WHAT YOU NEED TO DO:
Check each line of the listing for the word "delta" and give only the number of lines that have it.

_ _ _ _ _ _ _

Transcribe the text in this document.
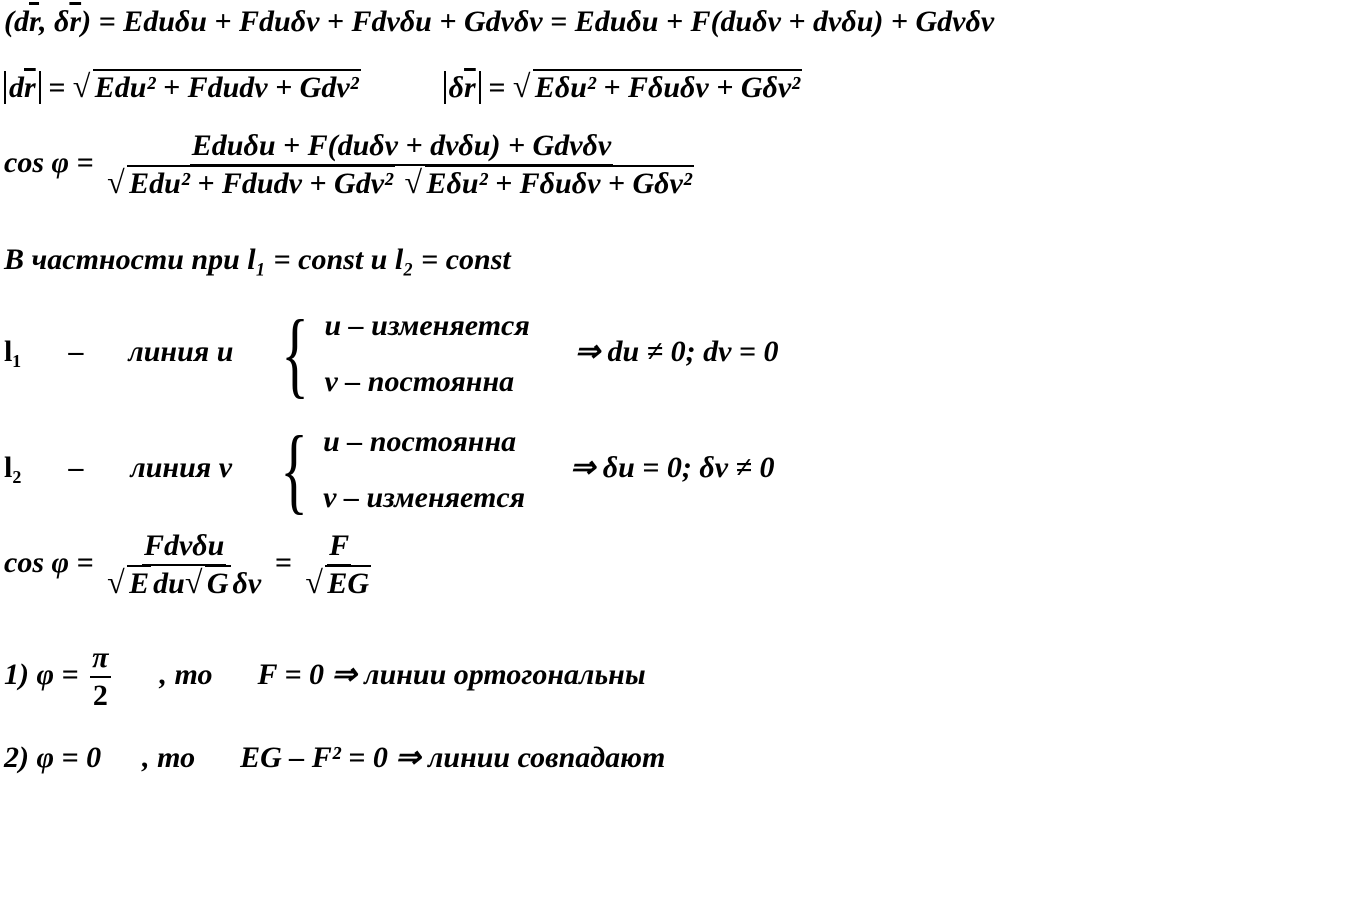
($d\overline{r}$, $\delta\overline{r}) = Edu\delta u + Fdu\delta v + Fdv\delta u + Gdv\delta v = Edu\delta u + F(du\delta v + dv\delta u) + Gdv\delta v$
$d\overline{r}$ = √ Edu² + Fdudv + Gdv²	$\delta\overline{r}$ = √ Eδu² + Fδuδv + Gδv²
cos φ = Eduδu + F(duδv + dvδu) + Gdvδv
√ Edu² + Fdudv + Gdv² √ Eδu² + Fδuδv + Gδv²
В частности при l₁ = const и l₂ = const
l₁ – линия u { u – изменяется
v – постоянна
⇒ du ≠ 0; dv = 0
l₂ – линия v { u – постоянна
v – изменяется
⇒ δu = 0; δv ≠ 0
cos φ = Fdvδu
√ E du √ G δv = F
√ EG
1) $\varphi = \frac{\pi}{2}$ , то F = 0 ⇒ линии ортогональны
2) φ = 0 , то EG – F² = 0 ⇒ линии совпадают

_ _ _ _ _ _ _

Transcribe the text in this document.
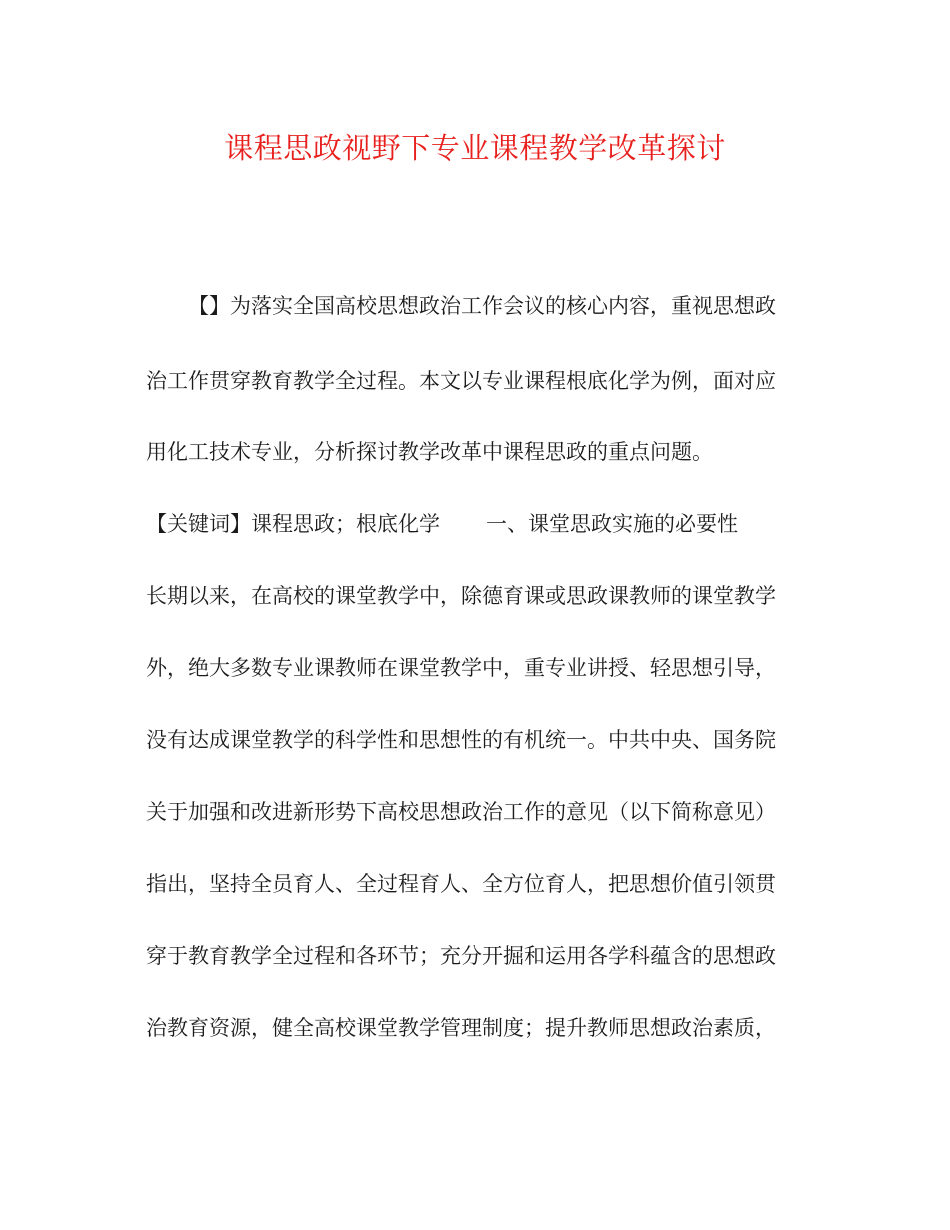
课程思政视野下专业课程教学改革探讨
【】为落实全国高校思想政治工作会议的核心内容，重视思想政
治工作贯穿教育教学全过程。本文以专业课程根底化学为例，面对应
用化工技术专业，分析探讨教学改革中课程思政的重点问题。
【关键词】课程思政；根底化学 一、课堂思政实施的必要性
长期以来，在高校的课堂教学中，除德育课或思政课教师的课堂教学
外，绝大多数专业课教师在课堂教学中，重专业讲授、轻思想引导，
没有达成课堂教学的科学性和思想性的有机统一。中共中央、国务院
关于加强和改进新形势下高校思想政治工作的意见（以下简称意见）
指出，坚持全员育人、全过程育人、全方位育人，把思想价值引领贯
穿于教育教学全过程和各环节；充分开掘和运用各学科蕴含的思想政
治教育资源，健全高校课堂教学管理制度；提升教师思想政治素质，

_ _ _ _ _ _ _

WRITTEN SOLUTION:
2